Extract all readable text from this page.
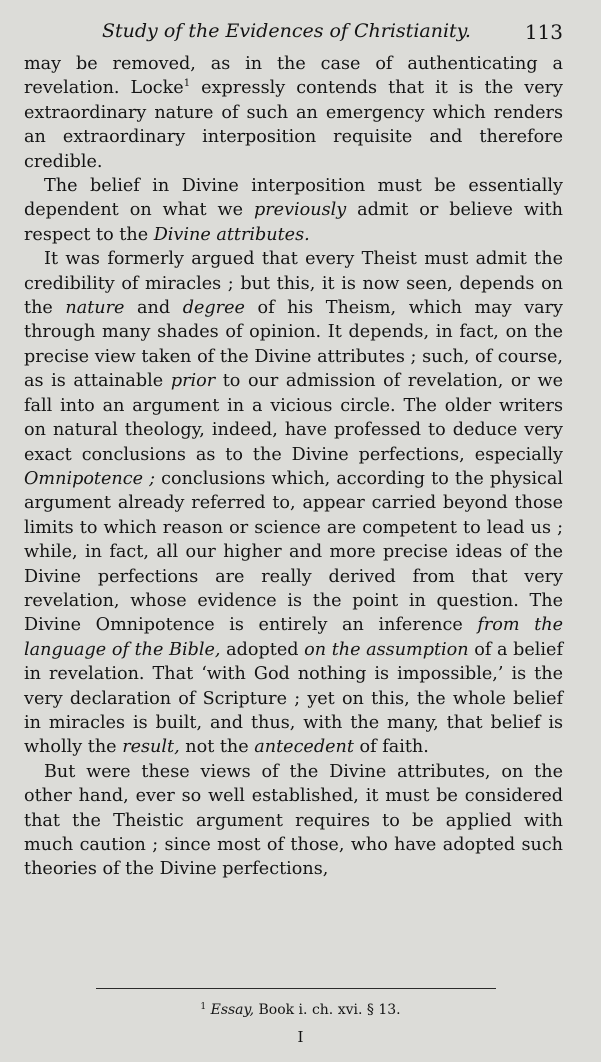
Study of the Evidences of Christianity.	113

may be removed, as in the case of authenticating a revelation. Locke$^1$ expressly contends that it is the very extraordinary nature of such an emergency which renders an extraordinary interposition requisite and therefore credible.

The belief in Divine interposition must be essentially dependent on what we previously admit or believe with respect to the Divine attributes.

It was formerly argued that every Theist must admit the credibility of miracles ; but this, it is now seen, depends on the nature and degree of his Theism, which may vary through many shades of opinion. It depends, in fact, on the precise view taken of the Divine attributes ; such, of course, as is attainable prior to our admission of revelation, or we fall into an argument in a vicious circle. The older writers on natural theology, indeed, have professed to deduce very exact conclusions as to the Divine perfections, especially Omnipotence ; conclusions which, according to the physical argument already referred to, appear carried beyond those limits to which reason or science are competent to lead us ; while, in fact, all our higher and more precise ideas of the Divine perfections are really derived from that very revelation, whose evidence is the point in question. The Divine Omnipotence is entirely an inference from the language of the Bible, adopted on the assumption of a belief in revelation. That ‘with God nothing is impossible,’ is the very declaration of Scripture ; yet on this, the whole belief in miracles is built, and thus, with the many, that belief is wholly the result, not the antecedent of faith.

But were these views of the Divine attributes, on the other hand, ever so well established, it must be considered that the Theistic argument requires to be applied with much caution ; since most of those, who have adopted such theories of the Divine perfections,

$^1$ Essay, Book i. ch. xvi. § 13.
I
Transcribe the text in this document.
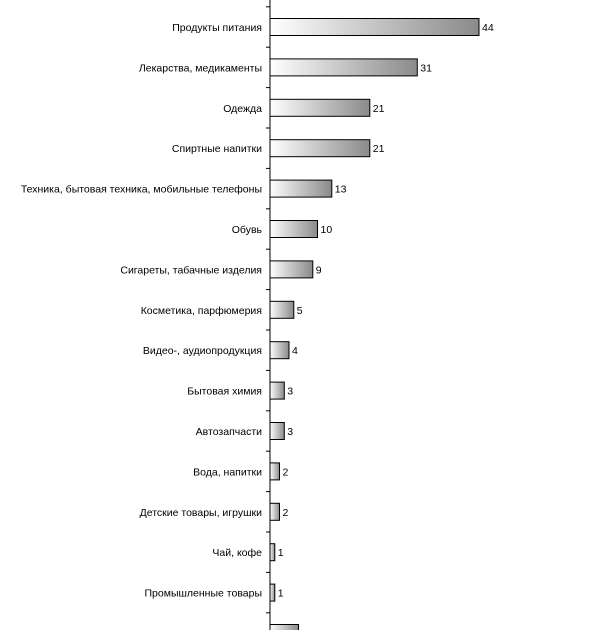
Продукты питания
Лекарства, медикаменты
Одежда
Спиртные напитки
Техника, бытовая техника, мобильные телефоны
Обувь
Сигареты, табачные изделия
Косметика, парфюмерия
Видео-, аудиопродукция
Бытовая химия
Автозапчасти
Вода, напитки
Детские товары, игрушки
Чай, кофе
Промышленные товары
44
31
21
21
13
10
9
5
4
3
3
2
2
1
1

===============

Exercise ->
Reproduce the lines of the listing exactly, starting at the one that contains "Transcribe the text in this document." and continuing through the final line, but leave out the pictures.

Written reply ->
Transcribe the text in this document.
Продукты питания
Лекарства, медикаменты
Одежда
Спиртные напитки
Техника, бытовая техника, мобильные телефоны
Обувь
Сигареты, табачные изделия
Косметика, парфюмерия
Видео-, аудиопродукция
Бытовая химия
Автозапчасти
Вода, напитки
Детские товары, игрушки
Чай, кофе
Промышленные товары
44
31
21
21
13
10
9
5
4
3
3
2
2
1
1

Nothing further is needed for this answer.